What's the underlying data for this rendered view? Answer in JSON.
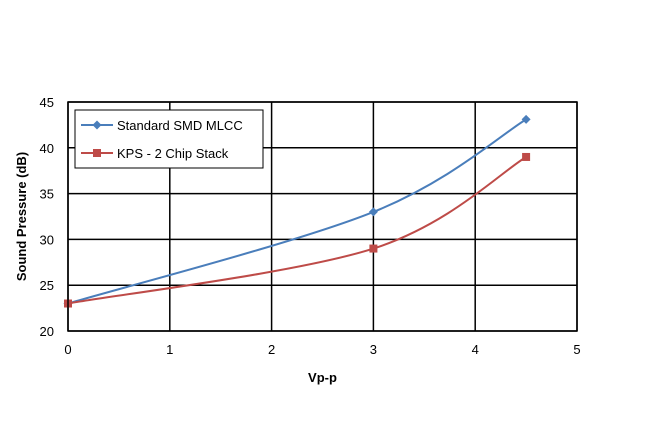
{
  "chart_data": {
    "type": "line",
    "xlabel": "Vp-p",
    "ylabel": "Sound Pressure  (dB)",
    "xlim": [
      0,
      5
    ],
    "ylim": [
      20,
      45
    ],
    "xticks": [
      "0",
      "1",
      "2",
      "3",
      "4",
      "5"
    ],
    "yticks": [
      "20",
      "25",
      "30",
      "35",
      "40",
      "45"
    ],
    "grid": true,
    "legend_position": "top-left",
    "series": [
      {
        "name": "Standard SMD MLCC",
        "color": "#4a7ebb",
        "marker": "diamond",
        "x": [
          0,
          3,
          4.5
        ],
        "y": [
          23,
          33,
          43.1
        ]
      },
      {
        "name": "KPS - 2 Chip Stack",
        "color": "#be4b48",
        "marker": "square",
        "x": [
          0,
          3,
          4.5
        ],
        "y": [
          23,
          29,
          39
        ]
      }
    ]
  }
}
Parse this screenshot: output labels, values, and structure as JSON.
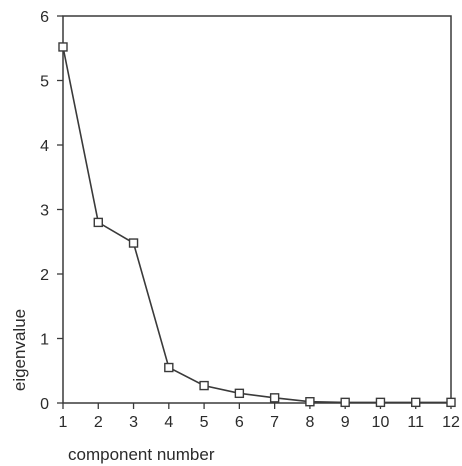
{
  "chart_data": {
    "type": "line",
    "title": "",
    "xlabel": "component number",
    "ylabel": "eigenvalue",
    "x": [
      1,
      2,
      3,
      4,
      5,
      6,
      7,
      8,
      9,
      10,
      11,
      12
    ],
    "series": [
      {
        "values": [
          5.52,
          2.8,
          2.48,
          0.55,
          0.27,
          0.15,
          0.08,
          0.02,
          0.01,
          0.01,
          0.01,
          0.01
        ],
        "marker": "open-square",
        "color": "#3a3a3a"
      }
    ],
    "xticks": [
      "1",
      "2",
      "3",
      "4",
      "5",
      "6",
      "7",
      "8",
      "9",
      "10",
      "11",
      "12"
    ],
    "yticks": [
      "0",
      "1",
      "2",
      "3",
      "4",
      "5",
      "6"
    ],
    "xlim": [
      1,
      12
    ],
    "ylim": [
      0,
      6
    ],
    "grid": false,
    "legend": "none"
  }
}
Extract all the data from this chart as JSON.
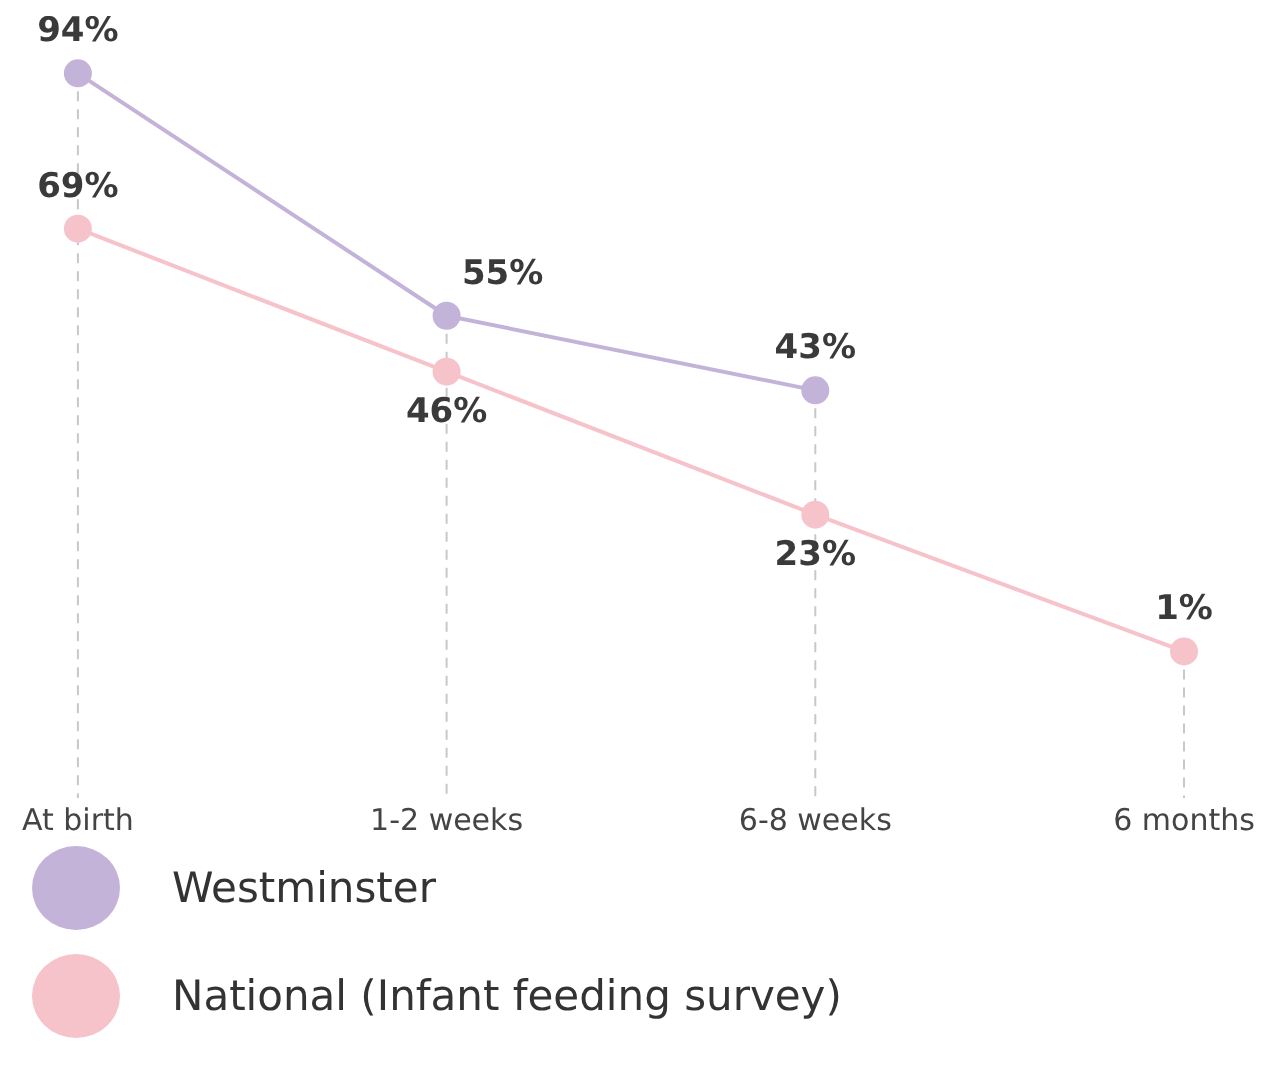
{
  "chart_data": {
    "type": "line",
    "categories": [
      "At birth",
      "1-2 weeks",
      "6-8 weeks",
      "6 months"
    ],
    "tick_labels": "x",
    "series": [
      {
        "name": "Westminster",
        "color": "#c4b3d8",
        "values": [
          94,
          55,
          43,
          null
        ],
        "value_labels": [
          "94%",
          "55%",
          "43%",
          null
        ]
      },
      {
        "name": "National (Infant feeding survey)",
        "color": "#f6c3cb",
        "values": [
          69,
          46,
          23,
          1
        ],
        "value_labels": [
          "69%",
          "46%",
          "23%",
          "1%"
        ]
      }
    ],
    "marker": "circle",
    "line_style": "solid",
    "grid": "x",
    "legend": "bottom left"
  }
}
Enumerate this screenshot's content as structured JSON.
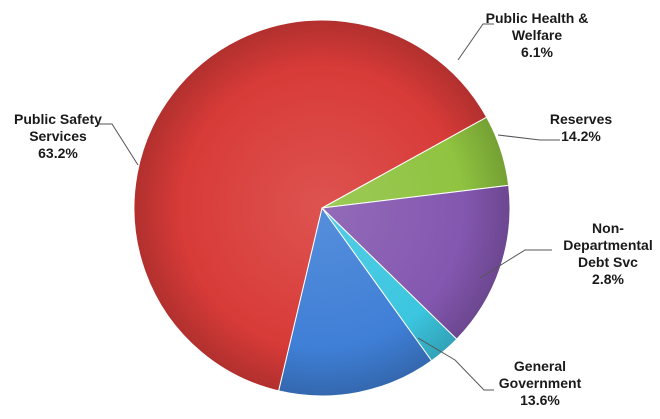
{
  "chart_data": {
    "type": "pie",
    "title": "",
    "start_angle_deg": 61.1,
    "direction": "clockwise",
    "slices": [
      {
        "label_lines": [
          "Public Health &",
          "Welfare",
          "6.1%"
        ],
        "value": 6.1,
        "color": "#8fc340",
        "name_key": "public-health-welfare"
      },
      {
        "label_lines": [
          "Reserves",
          "14.2%"
        ],
        "value": 14.2,
        "color": "#8457b0",
        "name_key": "reserves"
      },
      {
        "label_lines": [
          "Non-",
          "Departmental",
          "Debt Svc",
          "2.8%"
        ],
        "value": 2.8,
        "color": "#3cc6e0",
        "name_key": "non-departmental-debt-svc"
      },
      {
        "label_lines": [
          "General",
          "Government",
          "13.6%"
        ],
        "value": 13.6,
        "color": "#3f7fd6",
        "name_key": "general-government"
      },
      {
        "label_lines": [
          "Public Safety",
          "Services",
          "63.2%"
        ],
        "value": 63.2,
        "color": "#d83b38",
        "name_key": "public-safety-services"
      }
    ]
  }
}
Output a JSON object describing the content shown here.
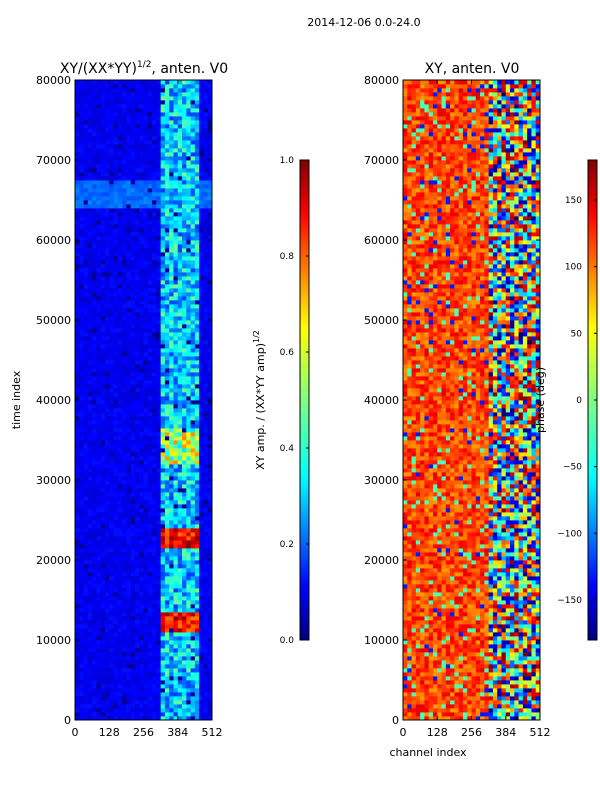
{
  "figure_title": "2014-12-06 0.0-24.0",
  "colors": {
    "jet": [
      "#00007f",
      "#0000ff",
      "#007fff",
      "#00ffff",
      "#7fff7f",
      "#ffff00",
      "#ff7f00",
      "#ff0000",
      "#7f0000"
    ]
  },
  "chart_data": [
    {
      "type": "heatmap",
      "title_main": "XY/(XX*YY)",
      "title_sup": "1/2",
      "title_tail": ", anten. V0",
      "xlabel": "",
      "ylabel": "time index",
      "xlim": [
        0,
        512
      ],
      "ylim": [
        0,
        80000
      ],
      "xticks": [
        0,
        128,
        256,
        384,
        512
      ],
      "yticks": [
        0,
        10000,
        20000,
        30000,
        40000,
        50000,
        60000,
        70000,
        80000
      ],
      "colorbar": {
        "label_main": "XY amp. / (XX*YY amp)",
        "label_sup": "1/2",
        "range": [
          0.0,
          1.0
        ],
        "ticks": [
          "0.0",
          "0.2",
          "0.4",
          "0.6",
          "0.8",
          "1.0"
        ],
        "tick_values": [
          0.0,
          0.2,
          0.4,
          0.6,
          0.8,
          1.0
        ]
      }
    },
    {
      "type": "heatmap",
      "title_main": "XY, anten. V0",
      "xlabel": "channel index",
      "ylabel": "",
      "xlim": [
        0,
        512
      ],
      "ylim": [
        0,
        80000
      ],
      "xticks": [
        0,
        128,
        256,
        384,
        512
      ],
      "yticks": [
        0,
        10000,
        20000,
        30000,
        40000,
        50000,
        60000,
        70000,
        80000
      ],
      "colorbar": {
        "label_main": "phase (deg)",
        "range": [
          -180,
          180
        ],
        "ticks": [
          "−150",
          "−100",
          "−50",
          "0",
          "50",
          "100",
          "150"
        ],
        "tick_values": [
          -150,
          -100,
          -50,
          0,
          50,
          100,
          150
        ]
      }
    }
  ]
}
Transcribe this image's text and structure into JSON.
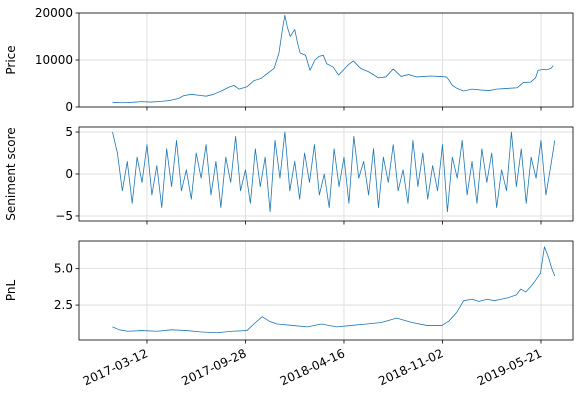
{
  "chart_data": [
    {
      "type": "line",
      "ylabel": "Price",
      "ylim": [
        0,
        20000
      ],
      "yticks": [
        0,
        10000,
        20000
      ],
      "ytick_labels": [
        "0",
        "10000",
        "20000"
      ],
      "xlim": [
        "2016-10-25",
        "2019-07-25"
      ],
      "xticks": [
        "2017-03-12",
        "2017-09-28",
        "2018-04-16",
        "2018-11-02",
        "2019-05-21"
      ],
      "xtick_labels": [],
      "grid": true,
      "color": "#1f77b4",
      "series": [
        {
          "x": [
            "2017-01-01",
            "2017-01-20",
            "2017-02-10",
            "2017-03-01",
            "2017-03-20",
            "2017-04-10",
            "2017-04-28",
            "2017-05-15",
            "2017-05-25",
            "2017-06-10",
            "2017-06-25",
            "2017-07-10",
            "2017-07-25",
            "2017-08-10",
            "2017-08-25",
            "2017-09-05",
            "2017-09-15",
            "2017-10-01",
            "2017-10-15",
            "2017-10-30",
            "2017-11-10",
            "2017-11-25",
            "2017-12-05",
            "2017-12-12",
            "2017-12-17",
            "2017-12-22",
            "2017-12-28",
            "2018-01-06",
            "2018-01-12",
            "2018-01-17",
            "2018-01-28",
            "2018-02-06",
            "2018-02-16",
            "2018-02-25",
            "2018-03-05",
            "2018-03-12",
            "2018-03-25",
            "2018-04-05",
            "2018-04-16",
            "2018-04-25",
            "2018-05-05",
            "2018-05-20",
            "2018-06-05",
            "2018-06-25",
            "2018-07-10",
            "2018-07-25",
            "2018-08-10",
            "2018-08-25",
            "2018-09-10",
            "2018-09-25",
            "2018-10-10",
            "2018-10-25",
            "2018-11-10",
            "2018-11-16",
            "2018-11-22",
            "2018-12-01",
            "2018-12-15",
            "2019-01-01",
            "2019-01-20",
            "2019-02-05",
            "2019-02-20",
            "2019-03-05",
            "2019-03-20",
            "2019-04-03",
            "2019-04-15",
            "2019-04-30",
            "2019-05-10",
            "2019-05-15",
            "2019-05-25",
            "2019-06-01",
            "2019-06-10",
            "2019-06-15"
          ],
          "y": [
            1000,
            900,
            1000,
            1150,
            1050,
            1200,
            1400,
            1800,
            2400,
            2700,
            2500,
            2300,
            2700,
            3400,
            4200,
            4600,
            3800,
            4300,
            5600,
            6100,
            7000,
            8200,
            11500,
            16500,
            19500,
            17000,
            15000,
            16500,
            13500,
            11500,
            11000,
            7800,
            10000,
            10800,
            11000,
            9200,
            8500,
            6800,
            8000,
            9000,
            9800,
            8200,
            7500,
            6200,
            6400,
            8100,
            6500,
            6900,
            6400,
            6500,
            6600,
            6500,
            6400,
            5600,
            4600,
            4000,
            3400,
            3800,
            3600,
            3500,
            3800,
            3900,
            4000,
            4100,
            5200,
            5300,
            6200,
            7800,
            8000,
            7900,
            8200,
            8800
          ]
        }
      ]
    },
    {
      "type": "line",
      "ylabel": "Seniment score",
      "ylim": [
        -5.6,
        5.6
      ],
      "yticks": [
        -5,
        0,
        5
      ],
      "ytick_labels": [
        "−5",
        "0",
        "5"
      ],
      "xlim": [
        "2016-10-25",
        "2019-07-25"
      ],
      "xticks": [
        "2017-03-12",
        "2017-09-28",
        "2018-04-16",
        "2018-11-02",
        "2019-05-21"
      ],
      "xtick_labels": [],
      "grid": true,
      "color": "#1f77b4",
      "series": [
        {
          "x": [
            "2017-01-01",
            "2017-01-11",
            "2017-01-21",
            "2017-01-31",
            "2017-02-10",
            "2017-02-20",
            "2017-03-02",
            "2017-03-12",
            "2017-03-22",
            "2017-04-01",
            "2017-04-11",
            "2017-04-21",
            "2017-05-01",
            "2017-05-11",
            "2017-05-21",
            "2017-05-31",
            "2017-06-10",
            "2017-06-20",
            "2017-06-30",
            "2017-07-10",
            "2017-07-20",
            "2017-07-30",
            "2017-08-09",
            "2017-08-19",
            "2017-08-29",
            "2017-09-08",
            "2017-09-18",
            "2017-09-28",
            "2017-10-08",
            "2017-10-18",
            "2017-10-28",
            "2017-11-07",
            "2017-11-17",
            "2017-11-27",
            "2017-12-07",
            "2017-12-17",
            "2017-12-27",
            "2018-01-06",
            "2018-01-16",
            "2018-01-26",
            "2018-02-05",
            "2018-02-15",
            "2018-02-25",
            "2018-03-07",
            "2018-03-17",
            "2018-03-27",
            "2018-04-06",
            "2018-04-16",
            "2018-04-26",
            "2018-05-06",
            "2018-05-16",
            "2018-05-26",
            "2018-06-05",
            "2018-06-15",
            "2018-06-25",
            "2018-07-05",
            "2018-07-15",
            "2018-07-25",
            "2018-08-04",
            "2018-08-14",
            "2018-08-24",
            "2018-09-03",
            "2018-09-13",
            "2018-09-23",
            "2018-10-03",
            "2018-10-13",
            "2018-10-23",
            "2018-11-02",
            "2018-11-12",
            "2018-11-22",
            "2018-12-02",
            "2018-12-12",
            "2018-12-22",
            "2019-01-01",
            "2019-01-11",
            "2019-01-21",
            "2019-01-31",
            "2019-02-10",
            "2019-02-20",
            "2019-03-02",
            "2019-03-12",
            "2019-03-22",
            "2019-04-01",
            "2019-04-11",
            "2019-04-21",
            "2019-05-01",
            "2019-05-11",
            "2019-05-21",
            "2019-05-31",
            "2019-06-10",
            "2019-06-18"
          ],
          "y": [
            5.0,
            2.5,
            -2.0,
            1.5,
            -3.5,
            2.0,
            -1.0,
            3.5,
            -2.5,
            1.0,
            -4.0,
            3.0,
            -1.5,
            4.0,
            -2.0,
            0.5,
            -3.0,
            2.5,
            -0.5,
            3.5,
            -2.5,
            1.5,
            -4.0,
            2.0,
            -1.0,
            4.5,
            -2.0,
            0.5,
            -3.5,
            3.0,
            -1.5,
            2.0,
            -4.5,
            4.0,
            -0.5,
            5.0,
            -2.0,
            1.5,
            -3.0,
            2.5,
            -1.0,
            3.5,
            -2.5,
            0.0,
            -4.0,
            3.0,
            -1.5,
            2.0,
            -3.5,
            4.5,
            -0.5,
            1.5,
            -2.5,
            3.0,
            -4.0,
            2.0,
            -1.0,
            3.5,
            -2.0,
            0.5,
            -3.5,
            4.0,
            -1.5,
            2.5,
            -3.0,
            1.0,
            -2.0,
            3.5,
            -4.5,
            2.0,
            -0.5,
            4.0,
            -2.5,
            1.5,
            -3.5,
            3.0,
            -1.0,
            2.5,
            -4.0,
            0.5,
            -2.0,
            5.0,
            -1.5,
            3.0,
            -3.5,
            2.0,
            -0.5,
            4.0,
            -2.5,
            1.0,
            4.0
          ]
        }
      ]
    },
    {
      "type": "line",
      "ylabel": "PnL",
      "ylim": [
        0.1,
        6.9
      ],
      "yticks": [
        2.5,
        5.0
      ],
      "ytick_labels": [
        "2.5",
        "5.0"
      ],
      "xlim": [
        "2016-10-25",
        "2019-07-25"
      ],
      "xticks": [
        "2017-03-12",
        "2017-09-28",
        "2018-04-16",
        "2018-11-02",
        "2019-05-21"
      ],
      "xtick_labels": [
        "2017-03-12",
        "2017-09-28",
        "2018-04-16",
        "2018-11-02",
        "2019-05-21"
      ],
      "grid": true,
      "color": "#1f77b4",
      "series": [
        {
          "x": [
            "2017-01-01",
            "2017-01-15",
            "2017-02-01",
            "2017-03-01",
            "2017-04-01",
            "2017-05-01",
            "2017-06-01",
            "2017-07-01",
            "2017-08-01",
            "2017-09-01",
            "2017-10-01",
            "2017-10-15",
            "2017-11-01",
            "2017-11-15",
            "2017-12-01",
            "2018-01-01",
            "2018-02-01",
            "2018-03-01",
            "2018-04-01",
            "2018-05-01",
            "2018-06-01",
            "2018-07-01",
            "2018-08-01",
            "2018-09-01",
            "2018-10-01",
            "2018-11-01",
            "2018-11-15",
            "2018-12-01",
            "2018-12-15",
            "2019-01-01",
            "2019-01-15",
            "2019-02-01",
            "2019-02-15",
            "2019-03-01",
            "2019-03-15",
            "2019-04-01",
            "2019-04-10",
            "2019-04-20",
            "2019-05-01",
            "2019-05-10",
            "2019-05-20",
            "2019-05-28",
            "2019-06-05",
            "2019-06-12",
            "2019-06-18"
          ],
          "y": [
            1.0,
            0.8,
            0.7,
            0.75,
            0.7,
            0.8,
            0.75,
            0.65,
            0.6,
            0.7,
            0.75,
            1.2,
            1.7,
            1.4,
            1.2,
            1.1,
            1.0,
            1.2,
            1.0,
            1.1,
            1.2,
            1.3,
            1.6,
            1.3,
            1.1,
            1.1,
            1.4,
            2.0,
            2.8,
            2.9,
            2.75,
            2.9,
            2.8,
            2.9,
            3.0,
            3.2,
            3.6,
            3.4,
            3.8,
            4.2,
            4.7,
            6.5,
            5.8,
            5.0,
            4.5
          ]
        }
      ]
    }
  ]
}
::::::
_WHAT YOU ARE ASKED TO DO_
Copy every line of the records above that contains "xlabel".

_RESULT_
    "xlabel": "Vp-p",
    "xlabel": "component number",
      "xlabel": "",
      "xlabel": "channel index",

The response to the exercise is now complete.